**Direction:** Please give the listing again, word for word, with nothing left out.

**Given information:**

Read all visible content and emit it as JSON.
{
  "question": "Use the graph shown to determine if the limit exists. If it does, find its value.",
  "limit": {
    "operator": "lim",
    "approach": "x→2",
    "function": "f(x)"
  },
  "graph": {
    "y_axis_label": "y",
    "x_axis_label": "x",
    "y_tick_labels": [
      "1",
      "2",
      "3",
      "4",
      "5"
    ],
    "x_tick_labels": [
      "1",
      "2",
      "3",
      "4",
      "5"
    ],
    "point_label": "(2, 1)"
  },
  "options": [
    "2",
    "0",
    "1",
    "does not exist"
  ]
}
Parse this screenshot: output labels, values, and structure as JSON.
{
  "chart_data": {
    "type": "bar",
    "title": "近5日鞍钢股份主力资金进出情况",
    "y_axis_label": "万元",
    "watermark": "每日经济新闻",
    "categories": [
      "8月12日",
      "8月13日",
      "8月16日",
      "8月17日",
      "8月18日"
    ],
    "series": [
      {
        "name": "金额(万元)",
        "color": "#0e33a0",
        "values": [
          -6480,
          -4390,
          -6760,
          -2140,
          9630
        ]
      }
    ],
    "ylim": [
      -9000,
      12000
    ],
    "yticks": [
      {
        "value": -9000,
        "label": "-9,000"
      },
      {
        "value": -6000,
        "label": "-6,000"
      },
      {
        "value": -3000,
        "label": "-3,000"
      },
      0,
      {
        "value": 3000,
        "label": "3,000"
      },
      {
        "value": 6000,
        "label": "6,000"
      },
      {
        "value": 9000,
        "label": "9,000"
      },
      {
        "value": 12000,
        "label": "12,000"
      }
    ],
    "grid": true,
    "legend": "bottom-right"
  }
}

**Output for this exercise:**
Read all visible content and emit it as JSON.
{
  "question": "Use the graph shown to determine if the limit exists. If it does, find its value.",
  "limit": {
    "operator": "lim",
    "approach": "x→2",
    "function": "f(x)"
  },
  "graph": {
    "y_axis_label": "y",
    "x_axis_label": "x",
    "y_tick_labels": [
      "1",
      "2",
      "3",
      "4",
      "5"
    ],
    "x_tick_labels": [
      "1",
      "2",
      "3",
      "4",
      "5"
    ],
    "point_label": "(2, 1)"
  },
  "options": [
    "2",
    "0",
    "1",
    "does not exist"
  ]
}
Parse this screenshot: output labels, values, and structure as JSON.
{
  "chart_data": {
    "type": "bar",
    "title": "近5日鞍钢股份主力资金进出情况",
    "y_axis_label": "万元",
    "watermark": "每日经济新闻",
    "categories": [
      "8月12日",
      "8月13日",
      "8月16日",
      "8月17日",
      "8月18日"
    ],
    "series": [
      {
        "name": "金额(万元)",
        "color": "#0e33a0",
        "values": [
          -6480,
          -4390,
          -6760,
          -2140,
          9630
        ]
      }
    ],
    "ylim": [
      -9000,
      12000
    ],
    "yticks": [
      {
        "value": -9000,
        "label": "-9,000"
      },
      {
        "value": -6000,
        "label": "-6,000"
      },
      {
        "value": -3000,
        "label": "-3,000"
      },
      0,
      {
        "value": 3000,
        "label": "3,000"
      },
      {
        "value": 6000,
        "label": "6,000"
      },
      {
        "value": 9000,
        "label": "9,000"
      },
      {
        "value": 12000,
        "label": "12,000"
      }
    ],
    "grid": true,
    "legend": "bottom-right"
  }
}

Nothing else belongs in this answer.